— Assignment —
When the string "modellen" appears in a line of the records, show the whole line.

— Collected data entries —
++++

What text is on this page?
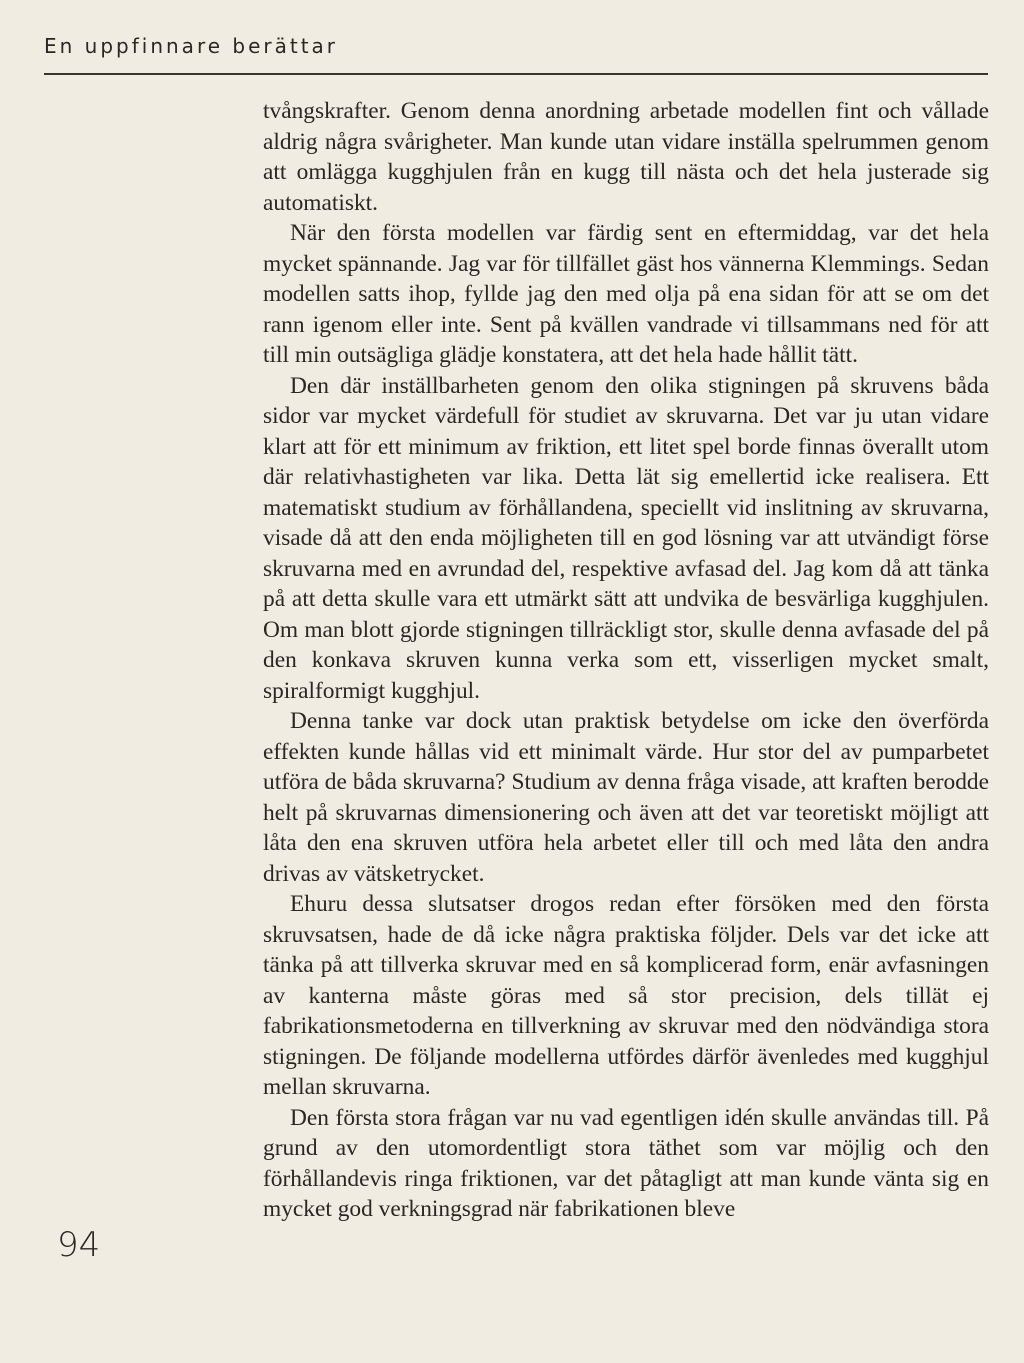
En uppfinnare berättar

tvångskrafter. Genom denna anordning arbetade modellen fint och vållade aldrig några svårigheter. Man kunde utan vidare inställa spelrummen genom att omlägga kugghjulen från en kugg till nästa och det hela justerade sig automatiskt.

När den första modellen var färdig sent en eftermiddag, var det hela mycket spännande. Jag var för tillfället gäst hos vännerna Klemmings. Sedan modellen satts ihop, fyllde jag den med olja på ena sidan för att se om det rann igenom eller inte. Sent på kvällen vandrade vi tillsammans ned för att till min outsägliga glädje konstatera, att det hela hade hållit tätt.

Den där inställbarheten genom den olika stigningen på skruvens båda sidor var mycket värdefull för studiet av skruvarna. Det var ju utan vidare klart att för ett minimum av friktion, ett litet spel borde finnas överallt utom där relativhastigheten var lika. Detta lät sig emellertid icke realisera. Ett matematiskt studium av förhållandena, speciellt vid inslitning av skruvarna, visade då att den enda möjligheten till en god lösning var att utvändigt förse skruvarna med en avrundad del, respektive avfasad del. Jag kom då att tänka på att detta skulle vara ett utmärkt sätt att undvika de besvärliga kugghjulen. Om man blott gjorde stigningen tillräckligt stor, skulle denna avfasade del på den konkava skruven kunna verka som ett, visserligen mycket smalt, spiralformigt kugghjul.

Denna tanke var dock utan praktisk betydelse om icke den överförda effekten kunde hållas vid ett minimalt värde. Hur stor del av pumparbetet utföra de båda skruvarna? Studium av denna fråga visade, att kraften berodde helt på skruvarnas dimensionering och även att det var teoretiskt möjligt att låta den ena skruven utföra hela arbetet eller till och med låta den andra drivas av vätsketrycket.

Ehuru dessa slutsatser drogos redan efter försöken med den första skruvsatsen, hade de då icke några praktiska följder. Dels var det icke att tänka på att tillverka skruvar med en så komplicerad form, enär avfasningen av kanterna måste göras med så stor precision, dels tillät ej fabrikationsmetoderna en tillverkning av skruvar med den nödvändiga stora stigningen. De följande modellerna utfördes därför ävenledes med kugghjul mellan skruvarna.

Den första stora frågan var nu vad egentligen idén skulle användas till. På grund av den utomordentligt stora täthet som var möjlig och den förhållandevis ringa friktionen, var det påtagligt att man kunde vänta sig en mycket god verkningsgrad när fabrikationen bleve

94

++++

— Answer —
tvångskrafter. Genom denna anordning arbetade modellen fint och vållade aldrig några svårigheter. Man kunde utan vidare inställa spelrummen genom att omlägga kugghjulen från en kugg till nästa och det hela justerade sig automatiskt.
När den första modellen var färdig sent en eftermiddag, var det hela mycket spännande. Jag var för tillfället gäst hos vännerna Klemmings. Sedan modellen satts ihop, fyllde jag den med olja på ena sidan för att se om det rann igenom eller inte. Sent på kvällen vandrade vi tillsammans ned för att till min outsägliga glädje konstatera, att det hela hade hållit tätt.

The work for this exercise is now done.